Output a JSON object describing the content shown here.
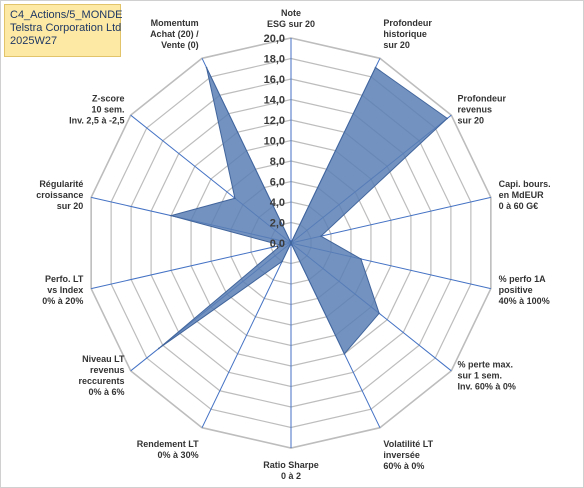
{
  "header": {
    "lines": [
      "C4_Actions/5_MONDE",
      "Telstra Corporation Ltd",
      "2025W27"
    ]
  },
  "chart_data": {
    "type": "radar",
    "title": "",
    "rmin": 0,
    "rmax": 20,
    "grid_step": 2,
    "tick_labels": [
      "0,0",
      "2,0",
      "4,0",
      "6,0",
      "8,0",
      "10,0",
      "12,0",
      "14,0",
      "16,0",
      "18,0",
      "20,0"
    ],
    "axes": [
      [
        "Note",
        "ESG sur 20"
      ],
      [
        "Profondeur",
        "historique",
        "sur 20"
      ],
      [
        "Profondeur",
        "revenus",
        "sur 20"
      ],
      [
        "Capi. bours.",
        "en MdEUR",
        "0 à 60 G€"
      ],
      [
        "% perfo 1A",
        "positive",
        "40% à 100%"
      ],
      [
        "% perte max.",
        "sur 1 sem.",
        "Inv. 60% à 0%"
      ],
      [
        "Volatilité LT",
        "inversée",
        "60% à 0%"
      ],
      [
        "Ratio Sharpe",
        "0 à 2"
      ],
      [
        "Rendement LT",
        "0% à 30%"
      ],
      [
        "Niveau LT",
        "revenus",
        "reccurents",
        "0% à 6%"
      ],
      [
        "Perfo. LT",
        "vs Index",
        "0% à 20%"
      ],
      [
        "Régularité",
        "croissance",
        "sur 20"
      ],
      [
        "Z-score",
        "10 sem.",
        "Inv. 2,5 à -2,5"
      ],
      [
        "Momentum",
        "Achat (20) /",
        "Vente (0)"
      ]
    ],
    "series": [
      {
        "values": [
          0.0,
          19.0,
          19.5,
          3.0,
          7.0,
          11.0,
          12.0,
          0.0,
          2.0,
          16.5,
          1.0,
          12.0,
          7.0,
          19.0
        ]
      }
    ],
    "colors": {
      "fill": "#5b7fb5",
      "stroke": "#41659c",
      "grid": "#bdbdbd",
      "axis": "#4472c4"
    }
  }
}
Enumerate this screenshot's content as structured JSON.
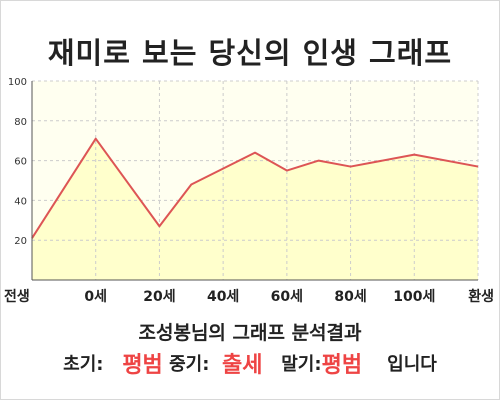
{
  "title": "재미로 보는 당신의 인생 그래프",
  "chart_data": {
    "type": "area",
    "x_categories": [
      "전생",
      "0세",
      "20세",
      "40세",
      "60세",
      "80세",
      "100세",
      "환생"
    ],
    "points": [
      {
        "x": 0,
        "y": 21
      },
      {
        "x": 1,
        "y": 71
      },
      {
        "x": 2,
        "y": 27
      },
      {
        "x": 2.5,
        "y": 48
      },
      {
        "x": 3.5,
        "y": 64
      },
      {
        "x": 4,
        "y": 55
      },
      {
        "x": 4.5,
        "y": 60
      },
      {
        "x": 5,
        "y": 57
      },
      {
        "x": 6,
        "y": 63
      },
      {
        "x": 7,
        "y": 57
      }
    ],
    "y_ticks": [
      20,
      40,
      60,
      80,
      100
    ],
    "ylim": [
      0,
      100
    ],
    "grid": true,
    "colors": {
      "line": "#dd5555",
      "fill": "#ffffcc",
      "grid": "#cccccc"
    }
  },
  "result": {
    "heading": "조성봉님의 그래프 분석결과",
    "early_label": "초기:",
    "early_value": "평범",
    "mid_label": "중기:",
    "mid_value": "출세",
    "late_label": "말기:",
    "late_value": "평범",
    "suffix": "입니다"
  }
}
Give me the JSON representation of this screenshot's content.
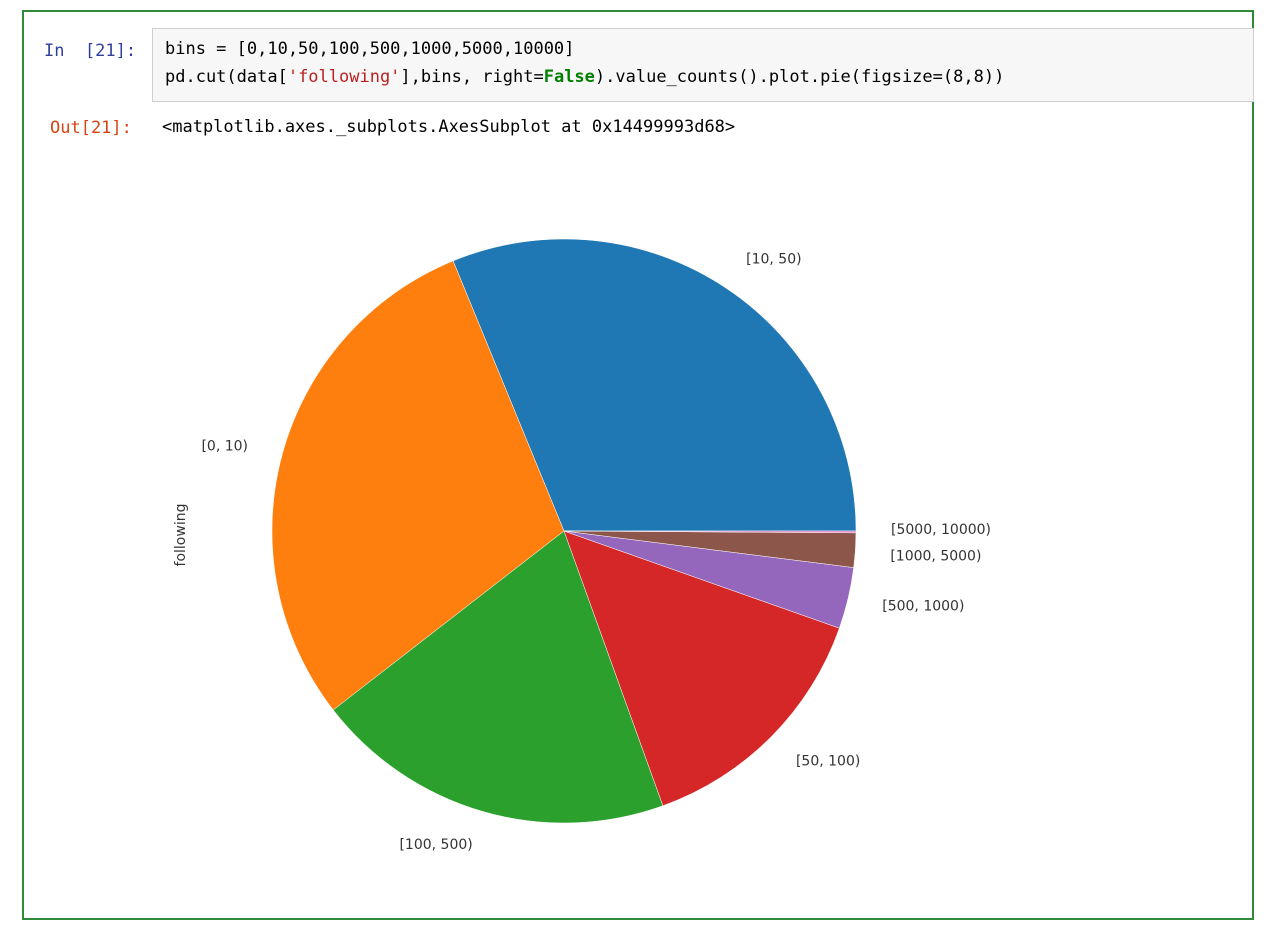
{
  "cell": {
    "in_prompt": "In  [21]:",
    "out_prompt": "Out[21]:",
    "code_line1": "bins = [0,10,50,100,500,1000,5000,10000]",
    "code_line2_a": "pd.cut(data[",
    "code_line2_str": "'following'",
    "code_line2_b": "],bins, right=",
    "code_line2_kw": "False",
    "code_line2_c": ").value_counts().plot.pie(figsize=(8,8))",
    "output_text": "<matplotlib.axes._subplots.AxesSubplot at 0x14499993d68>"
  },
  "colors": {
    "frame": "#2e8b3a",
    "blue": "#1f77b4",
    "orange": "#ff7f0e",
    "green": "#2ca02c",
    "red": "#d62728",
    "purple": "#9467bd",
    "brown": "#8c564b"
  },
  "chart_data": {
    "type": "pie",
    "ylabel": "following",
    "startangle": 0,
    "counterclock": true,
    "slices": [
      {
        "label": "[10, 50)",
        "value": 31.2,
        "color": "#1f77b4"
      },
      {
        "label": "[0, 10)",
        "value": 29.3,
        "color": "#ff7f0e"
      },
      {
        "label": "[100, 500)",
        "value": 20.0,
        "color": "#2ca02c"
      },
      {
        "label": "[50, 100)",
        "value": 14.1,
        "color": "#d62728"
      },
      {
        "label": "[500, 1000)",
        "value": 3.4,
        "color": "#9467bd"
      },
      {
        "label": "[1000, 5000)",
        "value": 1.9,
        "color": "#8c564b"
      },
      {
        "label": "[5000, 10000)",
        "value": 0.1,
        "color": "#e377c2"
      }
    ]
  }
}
# # # # # # #
> DIRECTION:
Repeat the records in full, exactly as they appear, without the pictures.

> SOLUTION:
Output a JSON object describing the content shown here.
{
  "header": {
    "lines": [
      "C4_Actions/5_MONDE",
      "Telstra Corporation Ltd",
      "2025W27"
    ]
  },
  "chart_data": {
    "type": "radar",
    "title": "",
    "rmin": 0,
    "rmax": 20,
    "grid_step": 2,
    "tick_labels": [
      "0,0",
      "2,0",
      "4,0",
      "6,0",
      "8,0",
      "10,0",
      "12,0",
      "14,0",
      "16,0",
      "18,0",
      "20,0"
    ],
    "axes": [
      [
        "Note",
        "ESG sur 20"
      ],
      [
        "Profondeur",
        "historique",
        "sur 20"
      ],
      [
        "Profondeur",
        "revenus",
        "sur 20"
      ],
      [
        "Capi. bours.",
        "en MdEUR",
        "0 à 60 G€"
      ],
      [
        "% perfo 1A",
        "positive",
        "40% à 100%"
      ],
      [
        "% perte max.",
        "sur 1 sem.",
        "Inv. 60% à 0%"
      ],
      [
        "Volatilité LT",
        "inversée",
        "60% à 0%"
      ],
      [
        "Ratio Sharpe",
        "0 à 2"
      ],
      [
        "Rendement LT",
        "0% à 30%"
      ],
      [
        "Niveau LT",
        "revenus",
        "reccurents",
        "0% à 6%"
      ],
      [
        "Perfo. LT",
        "vs Index",
        "0% à 20%"
      ],
      [
        "Régularité",
        "croissance",
        "sur 20"
      ],
      [
        "Z-score",
        "10 sem.",
        "Inv. 2,5 à -2,5"
      ],
      [
        "Momentum",
        "Achat (20) /",
        "Vente (0)"
      ]
    ],
    "series": [
      {
        "values": [
          0.0,
          19.0,
          19.5,
          3.0,
          7.0,
          11.0,
          12.0,
          0.0,
          2.0,
          16.5,
          1.0,
          12.0,
          7.0,
          19.0
        ]
      }
    ],
    "colors": {
      "fill": "#5b7fb5",
      "stroke": "#41659c",
      "grid": "#bdbdbd",
      "axis": "#4472c4"
    }
  }
}
Enumerate this screenshot's content as structured JSON.
{
  "title": "재미로 보는 당신의 인생 그래프",
  "chart_data": {
    "type": "area",
    "x_categories": [
      "전생",
      "0세",
      "20세",
      "40세",
      "60세",
      "80세",
      "100세",
      "환생"
    ],
    "points": [
      {
        "x": 0,
        "y": 21
      },
      {
        "x": 1,
        "y": 71
      },
      {
        "x": 2,
        "y": 27
      },
      {
        "x": 2.5,
        "y": 48
      },
      {
        "x": 3.5,
        "y": 64
      },
      {
        "x": 4,
        "y": 55
      },
      {
        "x": 4.5,
        "y": 60
      },
      {
        "x": 5,
        "y": 57
      },
      {
        "x": 6,
        "y": 63
      },
      {
        "x": 7,
        "y": 57
      }
    ],
    "y_ticks": [
      20,
      40,
      60,
      80,
      100
    ],
    "ylim": [
      0,
      100
    ],
    "grid": true,
    "colors": {
      "line": "#dd5555",
      "fill": "#ffffcc",
      "grid": "#cccccc"
    }
  },
  "result": {
    "heading": "조성봉님의 그래프 분석결과",
    "early_label": "초기:",
    "early_value": "평범",
    "mid_label": "중기:",
    "mid_value": "출세",
    "late_label": "말기:",
    "late_value": "평범",
    "suffix": "입니다"
  }
}
Give me the JSON representation of this screenshot's content.
{
  "cell": {
    "in_prompt": "In  [21]:",
    "out_prompt": "Out[21]:",
    "code_line1": "bins = [0,10,50,100,500,1000,5000,10000]",
    "code_line2_a": "pd.cut(data[",
    "code_line2_str": "'following'",
    "code_line2_b": "],bins, right=",
    "code_line2_kw": "False",
    "code_line2_c": ").value_counts().plot.pie(figsize=(8,8))",
    "output_text": "<matplotlib.axes._subplots.AxesSubplot at 0x14499993d68>"
  },
  "colors": {
    "frame": "#2e8b3a",
    "blue": "#1f77b4",
    "orange": "#ff7f0e",
    "green": "#2ca02c",
    "red": "#d62728",
    "purple": "#9467bd",
    "brown": "#8c564b"
  },
  "chart_data": {
    "type": "pie",
    "ylabel": "following",
    "startangle": 0,
    "counterclock": true,
    "slices": [
      {
        "label": "[10, 50)",
        "value": 31.2,
        "color": "#1f77b4"
      },
      {
        "label": "[0, 10)",
        "value": 29.3,
        "color": "#ff7f0e"
      },
      {
        "label": "[100, 500)",
        "value": 20.0,
        "color": "#2ca02c"
      },
      {
        "label": "[50, 100)",
        "value": 14.1,
        "color": "#d62728"
      },
      {
        "label": "[500, 1000)",
        "value": 3.4,
        "color": "#9467bd"
      },
      {
        "label": "[1000, 5000)",
        "value": 1.9,
        "color": "#8c564b"
      },
      {
        "label": "[5000, 10000)",
        "value": 0.1,
        "color": "#e377c2"
      }
    ]
  }
}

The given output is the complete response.